+++ Passage for review
PTSD is associated with accelerated transcriptional aging in World Trade Center responders

Abstract Posttraumatic stress disorder (PTSD) is associated with shortened lifespan and healthspan, which suggests accelerated aging. Emerging evidence suggests that methylation age may be accelerated in PTSD. It is important to examine whether transcriptional age is also accelerated because transcriptome is highly dynamic, associated with age-related outcomes, and may offer greater insight into the premature aging in PTSD. This study is the first reported investigation of the relationship between transcriptional age and PTSD. Using RNA-Seq data from our previous study on 324 World Trade Center responders (201 never had PTSD, 81 with current PTSD, and 42 with past PTSD), as well as a transcriptional age calculator (RNAAgeCalc) recently developed by our group, we found that responders with current PTSD, compared with responders without a PTSD diagnosis, showed accelerated transcriptional aging (p = 0.0077) after adjustment for chronological age and race. We compared our results to the epigenetic aging results computed from several epigenetic clock calculators on matching DNA methylation data. GrimAge methylation age acceleration was also associated with PTSD diagnosis (p = 0.0097), and the results remained significant after adjustment for the proportions of immune cell types. PhenoAge, Hannum, and Horvath methylation age acceleration were not reliably related to PTSD. Both epigenetic and transcriptional aging may provide biological insights into the mechanisms underpinning aging in PTSD.
++++++
+++ Raw data
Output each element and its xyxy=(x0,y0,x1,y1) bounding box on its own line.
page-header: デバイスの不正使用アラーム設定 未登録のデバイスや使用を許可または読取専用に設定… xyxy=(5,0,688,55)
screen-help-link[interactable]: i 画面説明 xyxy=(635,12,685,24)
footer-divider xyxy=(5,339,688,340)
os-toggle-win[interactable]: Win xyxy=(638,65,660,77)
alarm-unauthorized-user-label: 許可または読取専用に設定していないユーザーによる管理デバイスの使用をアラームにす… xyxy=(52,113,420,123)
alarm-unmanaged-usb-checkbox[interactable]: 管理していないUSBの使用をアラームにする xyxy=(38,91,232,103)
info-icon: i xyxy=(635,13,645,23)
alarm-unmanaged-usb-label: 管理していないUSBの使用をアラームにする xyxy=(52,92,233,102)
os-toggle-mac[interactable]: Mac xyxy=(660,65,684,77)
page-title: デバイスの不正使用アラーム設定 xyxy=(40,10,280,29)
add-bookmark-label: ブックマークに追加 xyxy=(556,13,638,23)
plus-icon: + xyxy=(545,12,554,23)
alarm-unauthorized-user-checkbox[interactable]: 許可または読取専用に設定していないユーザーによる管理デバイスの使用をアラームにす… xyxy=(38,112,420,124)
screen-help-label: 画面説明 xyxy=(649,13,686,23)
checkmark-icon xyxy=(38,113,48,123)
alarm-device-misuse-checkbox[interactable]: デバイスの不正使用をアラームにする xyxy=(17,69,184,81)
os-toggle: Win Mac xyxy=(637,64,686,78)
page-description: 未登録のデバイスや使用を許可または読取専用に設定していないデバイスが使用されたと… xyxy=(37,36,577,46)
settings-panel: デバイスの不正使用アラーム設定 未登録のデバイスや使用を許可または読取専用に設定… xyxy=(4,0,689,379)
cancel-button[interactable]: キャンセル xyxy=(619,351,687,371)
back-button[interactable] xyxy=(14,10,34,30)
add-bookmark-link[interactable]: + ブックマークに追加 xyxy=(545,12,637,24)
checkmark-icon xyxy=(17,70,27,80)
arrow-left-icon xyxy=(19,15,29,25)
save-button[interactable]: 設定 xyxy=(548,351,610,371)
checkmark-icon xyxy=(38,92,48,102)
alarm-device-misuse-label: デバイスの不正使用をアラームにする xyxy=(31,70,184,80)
++++++
(Activities)
• A. Please rewrite the paragraph beginning "Posttraumatic stress disorder (PTSD) is associated with shortened lifespan" in the abstract on PTSD and aging as a short bulleted list of its main facts.
• B. List every epigenetic clock named in the abstract on PTSD and aging.

(Your responses)
• A.
- PTSD is linked to shortened lifespan and healthspan, suggesting accelerated aging, and methylation age may be accelerated in PTSD.
- Transcriptional age is worth examining because the transcriptome is highly dynamic and associated with age-related outcomes.
- This is the first reported study of transcriptional age and PTSD.
- It used RNA-Seq data on 324 World Trade Center responders (201 never had PTSD, 81 with current PTSD, 42 with past PTSD) and the group's RNAAgeCalc calculator.
- Responders with current PTSD showed accelerated transcriptional aging compared with those without a PTSD diagnosis (p = 0.0077), after adjustment for chronological age and race.
- GrimAge methylation age acceleration was also associated with PTSD diagnosis (p = 0.0097), even after adjustment for immune cell type proportions.
- PhenoAge, Hannum, and Horvath methylation age acceleration were not reliably related to PTSD.
- Both epigenetic and transcriptional aging may offer insight into the mechanisms of aging in PTSD.

• B.
- GrimAge
- PhenoAge
- Hannum
- Horvath